- **STATED GOAL**:
Determine which lines of the records include the word "ececec", and copy them.

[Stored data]
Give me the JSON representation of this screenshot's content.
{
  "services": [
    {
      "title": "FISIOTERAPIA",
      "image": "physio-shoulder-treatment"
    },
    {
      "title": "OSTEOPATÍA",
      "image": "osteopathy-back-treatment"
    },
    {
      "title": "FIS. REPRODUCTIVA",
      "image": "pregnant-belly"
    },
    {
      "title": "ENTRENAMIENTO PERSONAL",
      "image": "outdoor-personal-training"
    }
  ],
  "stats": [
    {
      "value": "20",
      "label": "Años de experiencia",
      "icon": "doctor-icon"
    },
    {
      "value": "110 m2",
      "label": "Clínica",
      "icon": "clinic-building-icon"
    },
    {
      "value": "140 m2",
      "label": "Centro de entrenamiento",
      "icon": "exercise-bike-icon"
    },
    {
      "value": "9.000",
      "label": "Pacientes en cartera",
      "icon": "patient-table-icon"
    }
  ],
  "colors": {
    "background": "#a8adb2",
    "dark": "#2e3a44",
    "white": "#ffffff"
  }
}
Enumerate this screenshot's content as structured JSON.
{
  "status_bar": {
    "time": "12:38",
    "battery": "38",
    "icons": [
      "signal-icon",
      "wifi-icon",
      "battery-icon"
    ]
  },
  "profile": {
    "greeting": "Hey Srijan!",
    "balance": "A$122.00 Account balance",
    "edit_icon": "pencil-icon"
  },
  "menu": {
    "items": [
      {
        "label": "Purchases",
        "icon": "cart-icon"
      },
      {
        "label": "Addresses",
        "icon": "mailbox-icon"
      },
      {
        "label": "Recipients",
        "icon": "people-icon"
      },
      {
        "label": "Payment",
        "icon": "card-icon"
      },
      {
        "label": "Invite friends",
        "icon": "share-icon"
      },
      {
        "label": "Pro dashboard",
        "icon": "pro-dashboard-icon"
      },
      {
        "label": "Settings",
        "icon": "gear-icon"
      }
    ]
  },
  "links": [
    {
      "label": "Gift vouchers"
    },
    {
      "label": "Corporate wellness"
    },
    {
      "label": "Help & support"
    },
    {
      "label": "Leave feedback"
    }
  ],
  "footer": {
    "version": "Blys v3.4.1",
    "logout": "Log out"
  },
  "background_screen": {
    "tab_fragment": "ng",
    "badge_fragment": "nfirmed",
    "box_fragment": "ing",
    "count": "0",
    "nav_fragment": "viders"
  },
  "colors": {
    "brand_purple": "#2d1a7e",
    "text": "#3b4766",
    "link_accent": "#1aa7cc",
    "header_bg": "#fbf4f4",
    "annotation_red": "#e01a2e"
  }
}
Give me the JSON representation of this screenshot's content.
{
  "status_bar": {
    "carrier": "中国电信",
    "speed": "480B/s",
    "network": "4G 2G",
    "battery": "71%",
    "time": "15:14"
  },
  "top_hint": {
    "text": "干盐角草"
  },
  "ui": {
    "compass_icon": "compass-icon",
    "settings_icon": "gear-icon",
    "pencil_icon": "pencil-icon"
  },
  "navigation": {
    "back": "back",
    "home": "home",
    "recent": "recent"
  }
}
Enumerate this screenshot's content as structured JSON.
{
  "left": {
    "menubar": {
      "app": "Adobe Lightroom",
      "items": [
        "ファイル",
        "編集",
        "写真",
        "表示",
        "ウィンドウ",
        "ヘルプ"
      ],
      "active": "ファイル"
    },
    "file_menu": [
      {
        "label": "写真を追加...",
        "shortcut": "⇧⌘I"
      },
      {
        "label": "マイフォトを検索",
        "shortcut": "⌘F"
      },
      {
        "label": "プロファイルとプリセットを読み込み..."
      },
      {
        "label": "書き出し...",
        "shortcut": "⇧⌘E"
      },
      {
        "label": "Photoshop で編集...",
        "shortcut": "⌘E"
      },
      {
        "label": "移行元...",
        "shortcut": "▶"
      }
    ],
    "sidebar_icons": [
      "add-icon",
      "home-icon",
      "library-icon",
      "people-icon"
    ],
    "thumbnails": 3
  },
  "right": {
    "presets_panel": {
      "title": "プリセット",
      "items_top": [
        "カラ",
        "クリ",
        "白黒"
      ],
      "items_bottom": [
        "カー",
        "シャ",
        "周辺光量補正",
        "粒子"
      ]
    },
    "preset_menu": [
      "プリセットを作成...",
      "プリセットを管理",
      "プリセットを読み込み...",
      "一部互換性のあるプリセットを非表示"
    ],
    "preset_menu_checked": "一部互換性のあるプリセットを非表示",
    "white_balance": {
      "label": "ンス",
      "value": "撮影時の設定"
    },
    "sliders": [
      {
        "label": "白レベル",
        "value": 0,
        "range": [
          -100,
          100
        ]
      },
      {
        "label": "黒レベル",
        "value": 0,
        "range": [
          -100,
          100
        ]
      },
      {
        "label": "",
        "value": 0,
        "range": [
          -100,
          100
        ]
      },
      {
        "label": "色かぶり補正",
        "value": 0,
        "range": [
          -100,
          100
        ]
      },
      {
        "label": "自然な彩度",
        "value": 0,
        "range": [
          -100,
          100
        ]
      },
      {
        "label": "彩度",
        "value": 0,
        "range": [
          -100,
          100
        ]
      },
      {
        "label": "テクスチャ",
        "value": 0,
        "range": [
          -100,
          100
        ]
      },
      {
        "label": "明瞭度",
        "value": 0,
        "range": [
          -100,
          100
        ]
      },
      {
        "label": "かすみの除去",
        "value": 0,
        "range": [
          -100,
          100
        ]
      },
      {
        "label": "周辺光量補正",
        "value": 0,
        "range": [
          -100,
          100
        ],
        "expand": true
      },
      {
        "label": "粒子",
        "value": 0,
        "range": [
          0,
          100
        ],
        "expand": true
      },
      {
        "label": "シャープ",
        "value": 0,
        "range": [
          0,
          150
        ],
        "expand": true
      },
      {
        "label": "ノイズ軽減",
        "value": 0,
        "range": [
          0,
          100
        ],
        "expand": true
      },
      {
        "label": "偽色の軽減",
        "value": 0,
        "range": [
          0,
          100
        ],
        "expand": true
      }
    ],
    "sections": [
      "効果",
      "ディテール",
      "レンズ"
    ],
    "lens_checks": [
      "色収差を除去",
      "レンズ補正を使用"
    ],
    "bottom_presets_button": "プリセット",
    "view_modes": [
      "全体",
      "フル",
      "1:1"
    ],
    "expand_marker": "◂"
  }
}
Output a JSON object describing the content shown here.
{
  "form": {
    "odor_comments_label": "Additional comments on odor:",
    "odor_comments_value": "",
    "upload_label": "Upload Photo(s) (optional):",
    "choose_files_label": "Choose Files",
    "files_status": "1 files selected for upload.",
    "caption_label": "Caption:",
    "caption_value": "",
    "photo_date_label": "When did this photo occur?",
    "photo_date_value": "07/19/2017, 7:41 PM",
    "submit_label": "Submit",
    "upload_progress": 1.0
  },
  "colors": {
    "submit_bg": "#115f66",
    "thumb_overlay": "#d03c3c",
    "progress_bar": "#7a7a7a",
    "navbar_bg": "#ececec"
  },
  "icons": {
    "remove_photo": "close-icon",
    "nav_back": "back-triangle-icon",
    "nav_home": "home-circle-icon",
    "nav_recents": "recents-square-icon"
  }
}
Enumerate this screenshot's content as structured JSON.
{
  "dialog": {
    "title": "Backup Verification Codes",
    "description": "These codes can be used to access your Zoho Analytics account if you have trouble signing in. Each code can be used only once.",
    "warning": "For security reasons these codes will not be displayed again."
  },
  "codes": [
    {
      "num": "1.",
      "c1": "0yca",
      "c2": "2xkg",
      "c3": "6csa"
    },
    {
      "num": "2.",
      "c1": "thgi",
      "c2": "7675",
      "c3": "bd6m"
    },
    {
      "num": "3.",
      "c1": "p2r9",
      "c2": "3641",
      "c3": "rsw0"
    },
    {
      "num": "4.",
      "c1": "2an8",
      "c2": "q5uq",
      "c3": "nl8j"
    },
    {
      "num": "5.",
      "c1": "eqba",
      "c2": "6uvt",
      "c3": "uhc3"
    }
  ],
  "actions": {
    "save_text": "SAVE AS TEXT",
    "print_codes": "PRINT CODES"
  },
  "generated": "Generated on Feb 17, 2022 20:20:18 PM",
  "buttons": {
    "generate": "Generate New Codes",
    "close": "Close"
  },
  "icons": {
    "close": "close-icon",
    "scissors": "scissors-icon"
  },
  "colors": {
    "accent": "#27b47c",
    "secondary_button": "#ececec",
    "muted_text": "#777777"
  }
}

- **SOLVED PROBLEM**:
    "navbar_bg": "#ececec"
    "secondary_button": "#ececec",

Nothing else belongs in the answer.